◆ Problem to solve
Using the records provided below, locate and copy each line that contains the word "Evangelium".

◆ Material for this task
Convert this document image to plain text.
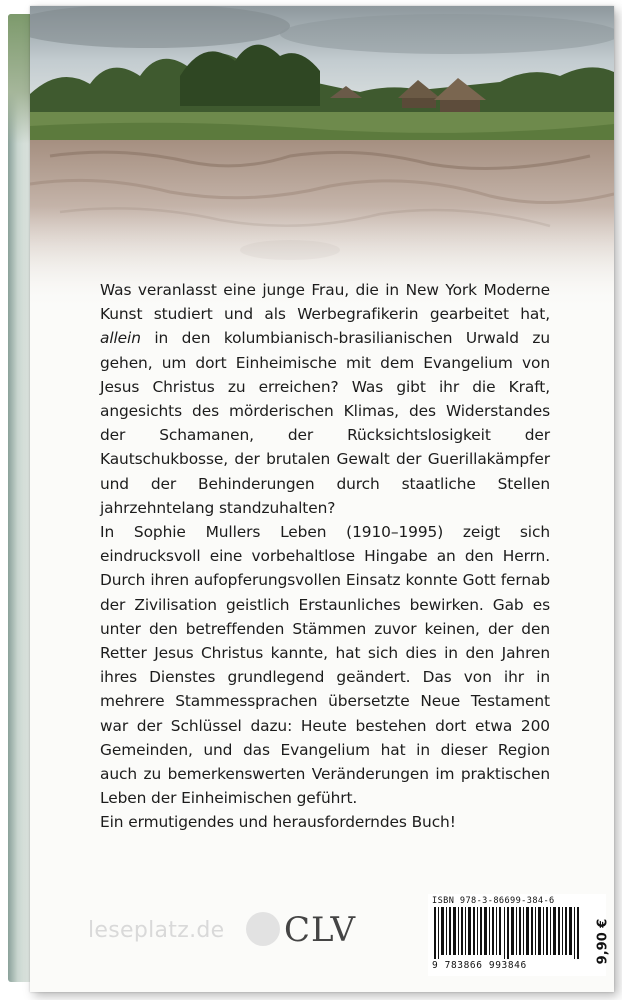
Was veranlasst eine junge Frau, die in New York Moderne Kunst studiert und als Werbegrafikerin gearbeitet hat, allein in den kolumbianisch-brasilianischen Urwald zu gehen, um dort Einheimische mit dem Evangelium von Jesus Christus zu erreichen? Was gibt ihr die Kraft, angesichts des mörderischen Klimas, des Widerstandes der Schamanen, der Rücksichtslosigkeit der Kautschukbosse, der brutalen Gewalt der Guerillakämpfer und der Behinderungen durch staatliche Stellen jahrzehntelang standzuhalten?

In Sophie Mullers Leben (1910–1995) zeigt sich eindrucksvoll eine vorbehaltlose Hingabe an den Herrn. Durch ihren aufopferungsvollen Einsatz konnte Gott fernab der Zivilisation geistlich Erstaunliches bewirken. Gab es unter den betreffenden Stämmen zuvor keinen, der den Retter Jesus Christus kannte, hat sich dies in den Jahren ihres Dienstes grundlegend geändert. Das von ihr in mehrere Stammessprachen übersetzte Neue Testament war der Schlüssel dazu: Heute bestehen dort etwa 200 Gemeinden, und das Evangelium hat in dieser Region auch zu bemerkenswerten Veränderungen im praktischen Leben der Einheimischen geführt.

Ein ermutigendes und herausforderndes Buch!

leseplatz.de CLV
ISBN 978-3-86699-384-6
9 783866 993846
9,90 €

◆ The completed task
Was veranlasst eine junge Frau, die in New York Moderne Kunst studiert und als Werbegrafikerin gearbeitet hat, allein in den kolumbianisch-brasilianischen Urwald zu gehen, um dort Einheimische mit dem Evangelium von Jesus Christus zu erreichen? Was gibt ihr die Kraft, angesichts des mörderischen Klimas, des Widerstandes der Schamanen, der Rücksichtslosigkeit der Kautschukbosse, der brutalen Gewalt der Guerillakämpfer und der Behinderungen durch staatliche Stellen jahrzehntelang standzuhalten?
In Sophie Mullers Leben (1910–1995) zeigt sich eindrucksvoll eine vorbehaltlose Hingabe an den Herrn. Durch ihren aufopferungsvollen Einsatz konnte Gott fernab der Zivilisation geistlich Erstaunliches bewirken. Gab es unter den betreffenden Stämmen zuvor keinen, der den Retter Jesus Christus kannte, hat sich dies in den Jahren ihres Dienstes grundlegend geändert. Das von ihr in mehrere Stammessprachen übersetzte Neue Testament war der Schlüssel dazu: Heute bestehen dort etwa 200 Gemeinden, und das Evangelium hat in dieser Region auch zu bemerkenswerten Veränderungen im praktischen Leben der Einheimischen geführt.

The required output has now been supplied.